### Stated exercise
Tally the lines that include "versus". Output the number only.

** START **

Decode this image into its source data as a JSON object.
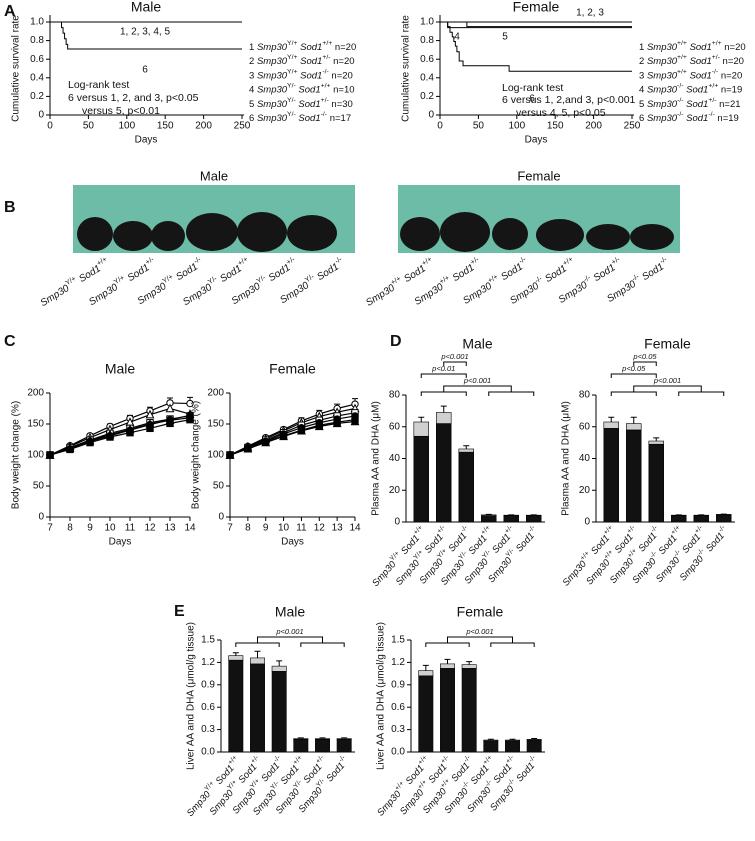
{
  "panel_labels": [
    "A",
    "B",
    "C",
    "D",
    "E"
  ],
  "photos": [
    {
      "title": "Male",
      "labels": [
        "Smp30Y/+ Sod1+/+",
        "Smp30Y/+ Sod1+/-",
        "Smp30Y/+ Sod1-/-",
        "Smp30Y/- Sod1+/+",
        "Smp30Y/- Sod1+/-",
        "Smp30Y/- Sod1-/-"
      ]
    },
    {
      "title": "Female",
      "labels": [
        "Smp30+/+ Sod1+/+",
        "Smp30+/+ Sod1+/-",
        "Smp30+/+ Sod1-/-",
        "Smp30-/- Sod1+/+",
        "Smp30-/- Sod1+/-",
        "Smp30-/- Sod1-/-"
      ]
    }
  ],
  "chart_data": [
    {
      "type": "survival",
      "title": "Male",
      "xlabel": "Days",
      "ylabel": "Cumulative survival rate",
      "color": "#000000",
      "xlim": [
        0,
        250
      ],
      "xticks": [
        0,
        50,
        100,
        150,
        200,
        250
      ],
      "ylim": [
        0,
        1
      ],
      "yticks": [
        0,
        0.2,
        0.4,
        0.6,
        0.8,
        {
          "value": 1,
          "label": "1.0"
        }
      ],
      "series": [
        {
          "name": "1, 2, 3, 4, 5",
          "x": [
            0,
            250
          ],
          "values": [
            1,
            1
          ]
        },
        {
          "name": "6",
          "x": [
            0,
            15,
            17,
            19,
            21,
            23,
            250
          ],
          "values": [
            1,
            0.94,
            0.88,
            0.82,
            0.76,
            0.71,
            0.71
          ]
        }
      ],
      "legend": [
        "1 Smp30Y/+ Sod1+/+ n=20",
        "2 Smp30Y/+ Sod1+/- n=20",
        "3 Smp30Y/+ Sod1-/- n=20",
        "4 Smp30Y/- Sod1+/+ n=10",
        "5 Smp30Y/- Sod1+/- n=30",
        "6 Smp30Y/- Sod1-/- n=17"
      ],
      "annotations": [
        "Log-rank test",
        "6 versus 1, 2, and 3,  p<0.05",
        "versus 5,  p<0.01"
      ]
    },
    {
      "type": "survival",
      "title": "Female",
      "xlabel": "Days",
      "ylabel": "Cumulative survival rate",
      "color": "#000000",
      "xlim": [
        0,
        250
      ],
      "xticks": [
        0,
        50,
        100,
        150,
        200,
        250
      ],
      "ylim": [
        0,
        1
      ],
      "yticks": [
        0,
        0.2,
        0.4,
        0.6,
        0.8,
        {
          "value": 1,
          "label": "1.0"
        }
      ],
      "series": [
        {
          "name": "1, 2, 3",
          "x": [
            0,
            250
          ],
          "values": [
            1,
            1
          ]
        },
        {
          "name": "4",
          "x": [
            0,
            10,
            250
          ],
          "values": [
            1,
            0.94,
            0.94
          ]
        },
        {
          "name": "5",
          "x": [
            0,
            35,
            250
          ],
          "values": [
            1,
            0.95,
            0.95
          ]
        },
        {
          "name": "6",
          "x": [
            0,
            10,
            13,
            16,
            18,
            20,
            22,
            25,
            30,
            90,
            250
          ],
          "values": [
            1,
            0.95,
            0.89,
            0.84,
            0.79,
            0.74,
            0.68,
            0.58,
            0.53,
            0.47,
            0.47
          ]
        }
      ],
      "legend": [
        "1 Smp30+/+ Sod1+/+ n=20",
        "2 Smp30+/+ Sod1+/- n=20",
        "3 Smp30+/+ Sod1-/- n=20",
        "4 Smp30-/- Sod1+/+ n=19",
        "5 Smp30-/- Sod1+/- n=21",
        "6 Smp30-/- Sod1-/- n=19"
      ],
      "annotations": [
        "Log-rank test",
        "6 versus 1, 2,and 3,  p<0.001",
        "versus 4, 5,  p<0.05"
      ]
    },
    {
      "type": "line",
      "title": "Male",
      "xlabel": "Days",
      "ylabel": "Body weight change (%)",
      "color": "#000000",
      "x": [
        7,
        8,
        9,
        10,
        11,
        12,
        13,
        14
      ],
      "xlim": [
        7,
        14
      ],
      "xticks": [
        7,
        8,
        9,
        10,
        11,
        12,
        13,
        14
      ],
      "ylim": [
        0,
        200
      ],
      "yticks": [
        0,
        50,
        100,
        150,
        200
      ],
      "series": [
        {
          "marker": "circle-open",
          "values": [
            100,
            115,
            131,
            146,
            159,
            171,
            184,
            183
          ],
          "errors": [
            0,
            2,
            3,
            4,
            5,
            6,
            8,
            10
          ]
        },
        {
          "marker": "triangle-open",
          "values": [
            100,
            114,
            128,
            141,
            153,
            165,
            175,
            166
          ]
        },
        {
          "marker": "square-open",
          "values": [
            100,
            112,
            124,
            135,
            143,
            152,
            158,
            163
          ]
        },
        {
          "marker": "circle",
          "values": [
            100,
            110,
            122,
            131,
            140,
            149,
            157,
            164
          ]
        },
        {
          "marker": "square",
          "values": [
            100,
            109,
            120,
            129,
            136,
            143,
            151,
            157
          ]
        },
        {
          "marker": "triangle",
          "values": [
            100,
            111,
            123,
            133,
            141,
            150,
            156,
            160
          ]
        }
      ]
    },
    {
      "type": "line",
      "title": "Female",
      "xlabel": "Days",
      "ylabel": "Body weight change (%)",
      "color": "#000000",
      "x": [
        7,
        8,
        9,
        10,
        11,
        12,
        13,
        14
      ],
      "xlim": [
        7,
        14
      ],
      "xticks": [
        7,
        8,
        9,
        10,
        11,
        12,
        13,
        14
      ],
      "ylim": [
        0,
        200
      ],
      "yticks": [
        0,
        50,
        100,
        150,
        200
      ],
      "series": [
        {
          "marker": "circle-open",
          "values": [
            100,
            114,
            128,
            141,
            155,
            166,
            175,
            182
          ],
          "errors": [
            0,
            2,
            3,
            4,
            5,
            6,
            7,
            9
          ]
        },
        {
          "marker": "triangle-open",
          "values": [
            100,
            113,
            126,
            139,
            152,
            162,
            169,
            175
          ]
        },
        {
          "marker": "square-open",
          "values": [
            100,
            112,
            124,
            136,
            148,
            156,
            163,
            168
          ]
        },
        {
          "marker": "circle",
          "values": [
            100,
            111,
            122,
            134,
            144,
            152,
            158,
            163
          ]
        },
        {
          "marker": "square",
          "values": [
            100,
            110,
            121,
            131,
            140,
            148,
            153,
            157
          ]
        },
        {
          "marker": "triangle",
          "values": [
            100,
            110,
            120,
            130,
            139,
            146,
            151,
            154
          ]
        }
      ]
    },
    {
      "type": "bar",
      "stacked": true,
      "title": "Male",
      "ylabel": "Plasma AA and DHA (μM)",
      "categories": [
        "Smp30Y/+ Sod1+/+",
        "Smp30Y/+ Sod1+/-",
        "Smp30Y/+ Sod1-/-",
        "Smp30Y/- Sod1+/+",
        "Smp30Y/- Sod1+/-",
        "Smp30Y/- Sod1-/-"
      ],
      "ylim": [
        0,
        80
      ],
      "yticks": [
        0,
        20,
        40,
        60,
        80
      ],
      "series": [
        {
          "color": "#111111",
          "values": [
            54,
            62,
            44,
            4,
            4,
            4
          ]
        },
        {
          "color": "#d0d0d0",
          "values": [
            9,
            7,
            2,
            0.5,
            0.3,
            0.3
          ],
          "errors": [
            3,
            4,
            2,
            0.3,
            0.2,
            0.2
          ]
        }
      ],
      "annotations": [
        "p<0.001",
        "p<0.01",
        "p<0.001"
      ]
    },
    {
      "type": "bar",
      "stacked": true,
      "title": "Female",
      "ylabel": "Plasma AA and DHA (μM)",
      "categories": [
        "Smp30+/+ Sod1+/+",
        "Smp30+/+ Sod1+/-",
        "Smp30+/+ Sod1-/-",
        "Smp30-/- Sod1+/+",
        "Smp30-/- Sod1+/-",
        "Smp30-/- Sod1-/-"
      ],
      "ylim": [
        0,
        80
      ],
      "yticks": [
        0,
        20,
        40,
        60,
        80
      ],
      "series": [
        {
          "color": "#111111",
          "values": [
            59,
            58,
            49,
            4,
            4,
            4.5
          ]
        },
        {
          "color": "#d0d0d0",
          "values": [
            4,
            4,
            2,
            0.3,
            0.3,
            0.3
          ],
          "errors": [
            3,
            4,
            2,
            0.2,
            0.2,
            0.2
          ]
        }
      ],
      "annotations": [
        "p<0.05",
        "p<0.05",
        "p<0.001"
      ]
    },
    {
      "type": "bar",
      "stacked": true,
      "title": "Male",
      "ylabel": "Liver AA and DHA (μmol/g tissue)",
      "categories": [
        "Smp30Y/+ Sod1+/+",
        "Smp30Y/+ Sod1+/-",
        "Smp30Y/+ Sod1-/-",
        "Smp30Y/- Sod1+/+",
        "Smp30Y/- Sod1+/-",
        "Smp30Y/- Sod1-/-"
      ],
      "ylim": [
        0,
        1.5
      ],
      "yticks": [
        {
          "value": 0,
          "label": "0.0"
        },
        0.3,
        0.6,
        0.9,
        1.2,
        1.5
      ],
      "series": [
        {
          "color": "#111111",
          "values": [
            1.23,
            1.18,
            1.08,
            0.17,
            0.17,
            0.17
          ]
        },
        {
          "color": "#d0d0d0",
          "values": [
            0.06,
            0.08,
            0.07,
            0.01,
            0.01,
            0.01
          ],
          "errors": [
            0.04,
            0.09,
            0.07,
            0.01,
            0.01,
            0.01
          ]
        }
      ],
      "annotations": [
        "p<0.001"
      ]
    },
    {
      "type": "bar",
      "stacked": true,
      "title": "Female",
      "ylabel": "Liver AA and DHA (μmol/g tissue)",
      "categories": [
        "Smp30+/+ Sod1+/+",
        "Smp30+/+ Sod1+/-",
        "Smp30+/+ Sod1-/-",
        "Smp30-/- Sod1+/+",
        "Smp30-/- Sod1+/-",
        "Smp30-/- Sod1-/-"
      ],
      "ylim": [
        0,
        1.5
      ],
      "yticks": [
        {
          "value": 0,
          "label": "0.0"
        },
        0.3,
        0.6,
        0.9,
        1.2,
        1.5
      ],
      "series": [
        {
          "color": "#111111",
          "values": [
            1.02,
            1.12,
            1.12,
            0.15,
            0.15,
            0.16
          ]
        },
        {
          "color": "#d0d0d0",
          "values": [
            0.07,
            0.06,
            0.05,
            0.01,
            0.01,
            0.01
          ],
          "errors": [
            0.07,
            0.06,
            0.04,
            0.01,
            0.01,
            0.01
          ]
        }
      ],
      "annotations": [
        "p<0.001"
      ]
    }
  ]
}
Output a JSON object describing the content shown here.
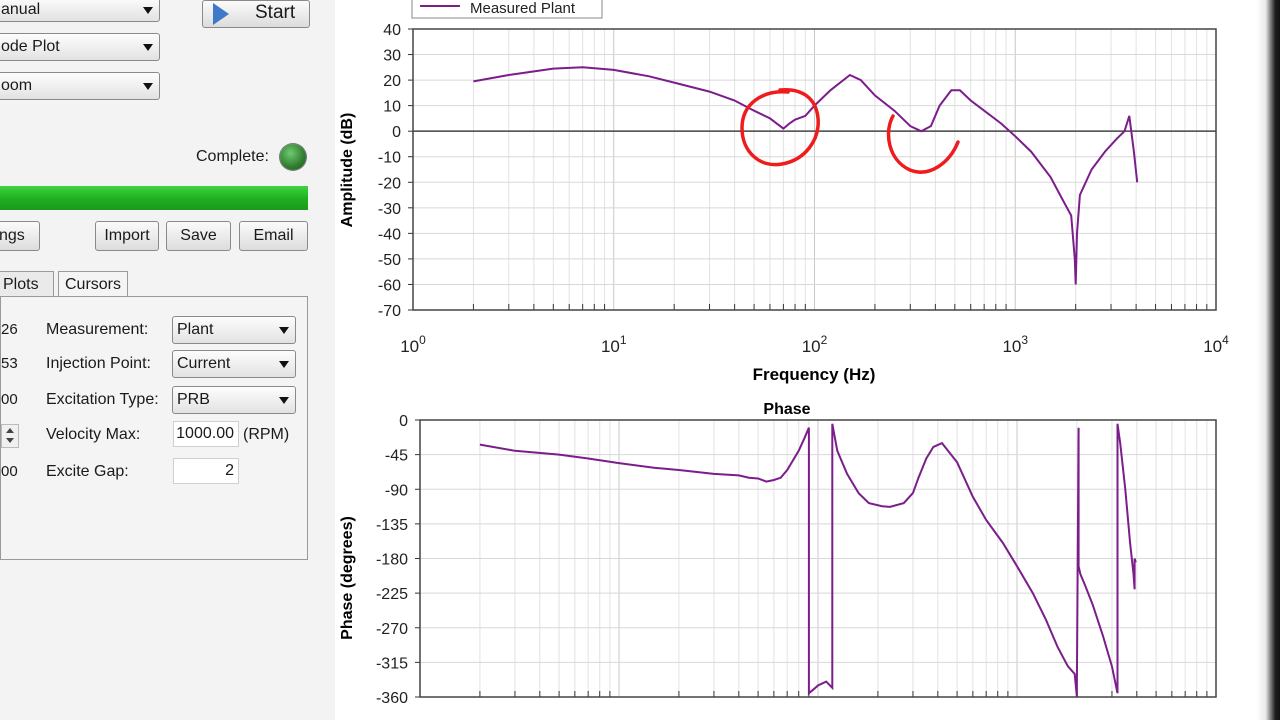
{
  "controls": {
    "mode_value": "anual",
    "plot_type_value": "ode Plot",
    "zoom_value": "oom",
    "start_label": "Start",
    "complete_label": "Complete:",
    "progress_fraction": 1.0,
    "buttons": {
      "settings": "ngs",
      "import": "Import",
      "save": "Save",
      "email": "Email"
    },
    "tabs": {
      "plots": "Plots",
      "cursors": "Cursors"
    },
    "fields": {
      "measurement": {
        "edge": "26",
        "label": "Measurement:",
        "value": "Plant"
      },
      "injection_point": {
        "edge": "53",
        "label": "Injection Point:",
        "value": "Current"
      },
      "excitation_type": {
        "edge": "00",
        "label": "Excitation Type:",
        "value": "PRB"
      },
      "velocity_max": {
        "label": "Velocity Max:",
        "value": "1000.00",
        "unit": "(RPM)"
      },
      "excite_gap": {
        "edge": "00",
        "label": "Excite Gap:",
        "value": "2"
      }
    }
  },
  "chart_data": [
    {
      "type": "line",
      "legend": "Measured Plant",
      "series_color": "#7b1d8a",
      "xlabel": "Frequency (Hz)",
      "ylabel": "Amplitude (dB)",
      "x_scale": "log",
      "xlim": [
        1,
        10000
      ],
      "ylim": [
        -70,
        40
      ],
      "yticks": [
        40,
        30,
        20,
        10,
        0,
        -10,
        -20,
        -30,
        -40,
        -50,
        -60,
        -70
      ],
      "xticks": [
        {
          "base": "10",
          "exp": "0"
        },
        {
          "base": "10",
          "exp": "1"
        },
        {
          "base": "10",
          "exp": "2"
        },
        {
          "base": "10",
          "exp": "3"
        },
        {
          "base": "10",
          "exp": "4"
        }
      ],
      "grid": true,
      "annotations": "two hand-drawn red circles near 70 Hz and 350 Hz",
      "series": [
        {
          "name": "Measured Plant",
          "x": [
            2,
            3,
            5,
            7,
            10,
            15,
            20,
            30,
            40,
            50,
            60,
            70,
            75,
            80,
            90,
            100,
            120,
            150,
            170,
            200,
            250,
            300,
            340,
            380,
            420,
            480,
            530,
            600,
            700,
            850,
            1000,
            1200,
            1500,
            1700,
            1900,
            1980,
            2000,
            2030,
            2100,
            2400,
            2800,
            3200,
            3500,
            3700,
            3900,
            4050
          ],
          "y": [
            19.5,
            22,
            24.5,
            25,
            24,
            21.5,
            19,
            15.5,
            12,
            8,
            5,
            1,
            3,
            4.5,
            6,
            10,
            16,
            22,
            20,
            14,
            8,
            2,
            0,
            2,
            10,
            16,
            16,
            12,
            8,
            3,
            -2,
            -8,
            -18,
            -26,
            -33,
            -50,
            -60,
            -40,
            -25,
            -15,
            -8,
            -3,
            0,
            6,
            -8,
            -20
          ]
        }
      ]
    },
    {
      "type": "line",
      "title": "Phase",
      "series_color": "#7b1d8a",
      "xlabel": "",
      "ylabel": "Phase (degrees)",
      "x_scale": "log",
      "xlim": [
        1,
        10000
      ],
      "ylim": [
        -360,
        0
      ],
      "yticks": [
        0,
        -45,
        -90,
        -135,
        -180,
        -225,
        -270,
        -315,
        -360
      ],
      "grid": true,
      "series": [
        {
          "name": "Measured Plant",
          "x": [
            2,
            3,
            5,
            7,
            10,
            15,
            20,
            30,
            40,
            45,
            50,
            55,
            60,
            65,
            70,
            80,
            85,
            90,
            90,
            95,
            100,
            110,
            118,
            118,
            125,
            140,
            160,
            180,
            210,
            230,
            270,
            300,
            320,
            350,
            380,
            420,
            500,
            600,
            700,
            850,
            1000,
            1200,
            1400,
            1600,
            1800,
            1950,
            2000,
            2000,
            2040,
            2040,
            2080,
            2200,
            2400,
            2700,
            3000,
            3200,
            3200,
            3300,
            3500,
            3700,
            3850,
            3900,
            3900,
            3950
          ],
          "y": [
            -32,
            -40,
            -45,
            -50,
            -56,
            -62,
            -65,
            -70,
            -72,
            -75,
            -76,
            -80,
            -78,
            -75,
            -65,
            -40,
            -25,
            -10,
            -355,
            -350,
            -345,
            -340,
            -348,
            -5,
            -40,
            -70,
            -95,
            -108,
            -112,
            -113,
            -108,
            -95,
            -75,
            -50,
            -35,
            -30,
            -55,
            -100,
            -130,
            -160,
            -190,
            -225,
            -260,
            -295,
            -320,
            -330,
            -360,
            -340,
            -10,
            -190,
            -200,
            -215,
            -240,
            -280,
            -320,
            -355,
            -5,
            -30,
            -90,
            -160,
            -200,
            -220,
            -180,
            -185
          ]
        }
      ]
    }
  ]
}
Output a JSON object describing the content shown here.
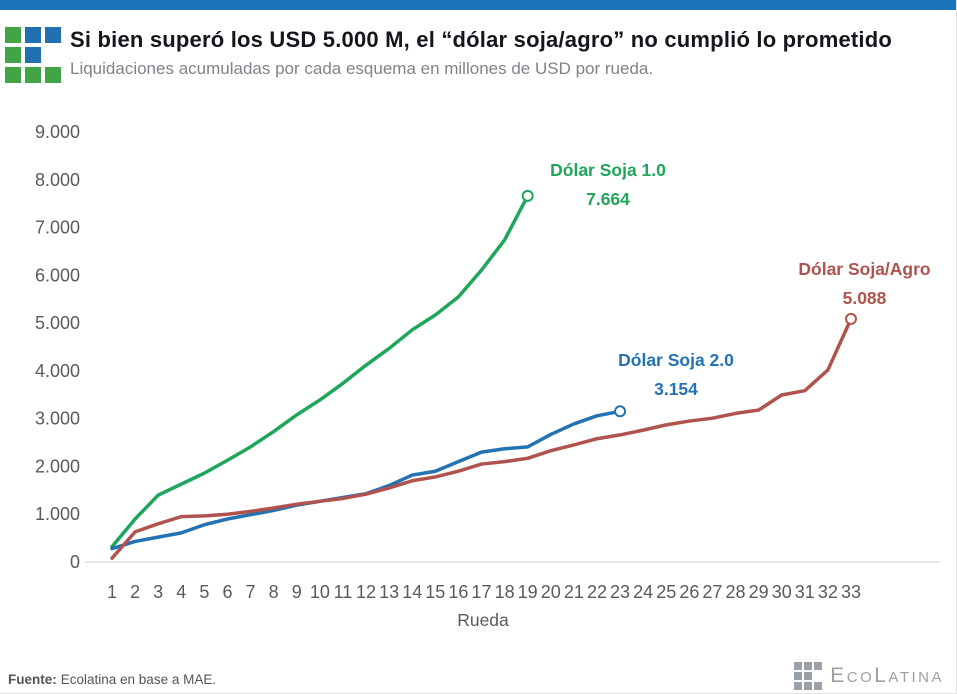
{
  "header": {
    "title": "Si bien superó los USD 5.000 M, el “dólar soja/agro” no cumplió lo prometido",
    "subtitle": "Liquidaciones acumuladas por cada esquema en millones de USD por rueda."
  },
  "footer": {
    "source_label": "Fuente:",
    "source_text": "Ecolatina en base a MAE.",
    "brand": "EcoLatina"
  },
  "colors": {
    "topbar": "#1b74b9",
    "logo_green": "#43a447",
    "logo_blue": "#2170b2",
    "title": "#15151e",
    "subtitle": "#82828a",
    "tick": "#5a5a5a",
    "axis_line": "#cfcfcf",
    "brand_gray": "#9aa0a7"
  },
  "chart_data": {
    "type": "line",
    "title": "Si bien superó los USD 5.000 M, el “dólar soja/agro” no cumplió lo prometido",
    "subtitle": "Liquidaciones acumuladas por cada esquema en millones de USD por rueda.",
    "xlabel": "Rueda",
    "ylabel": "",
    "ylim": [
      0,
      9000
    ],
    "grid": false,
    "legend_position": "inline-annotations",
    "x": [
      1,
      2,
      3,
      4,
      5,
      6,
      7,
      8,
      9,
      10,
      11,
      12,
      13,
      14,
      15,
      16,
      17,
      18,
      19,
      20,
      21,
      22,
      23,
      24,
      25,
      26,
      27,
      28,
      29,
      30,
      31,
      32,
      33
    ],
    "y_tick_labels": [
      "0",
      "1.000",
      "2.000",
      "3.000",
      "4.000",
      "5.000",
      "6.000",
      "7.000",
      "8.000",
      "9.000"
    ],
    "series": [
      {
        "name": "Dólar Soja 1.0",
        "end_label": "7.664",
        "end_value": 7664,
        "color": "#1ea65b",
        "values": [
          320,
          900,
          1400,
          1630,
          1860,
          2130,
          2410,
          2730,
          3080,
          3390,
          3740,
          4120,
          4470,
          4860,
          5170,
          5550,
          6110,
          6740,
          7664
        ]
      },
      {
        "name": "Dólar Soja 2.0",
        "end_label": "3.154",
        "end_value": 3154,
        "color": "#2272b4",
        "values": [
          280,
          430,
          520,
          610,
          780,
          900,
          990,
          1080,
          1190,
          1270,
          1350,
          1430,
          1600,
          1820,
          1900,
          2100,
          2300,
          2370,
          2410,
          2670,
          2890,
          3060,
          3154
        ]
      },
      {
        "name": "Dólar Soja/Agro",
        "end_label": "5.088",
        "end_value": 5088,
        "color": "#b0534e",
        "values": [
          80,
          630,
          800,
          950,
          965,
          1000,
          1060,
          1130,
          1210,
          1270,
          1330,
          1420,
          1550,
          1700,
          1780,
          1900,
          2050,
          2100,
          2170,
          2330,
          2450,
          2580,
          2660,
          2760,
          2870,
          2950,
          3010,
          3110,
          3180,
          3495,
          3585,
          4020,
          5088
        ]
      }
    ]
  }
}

** END **

### Task output
4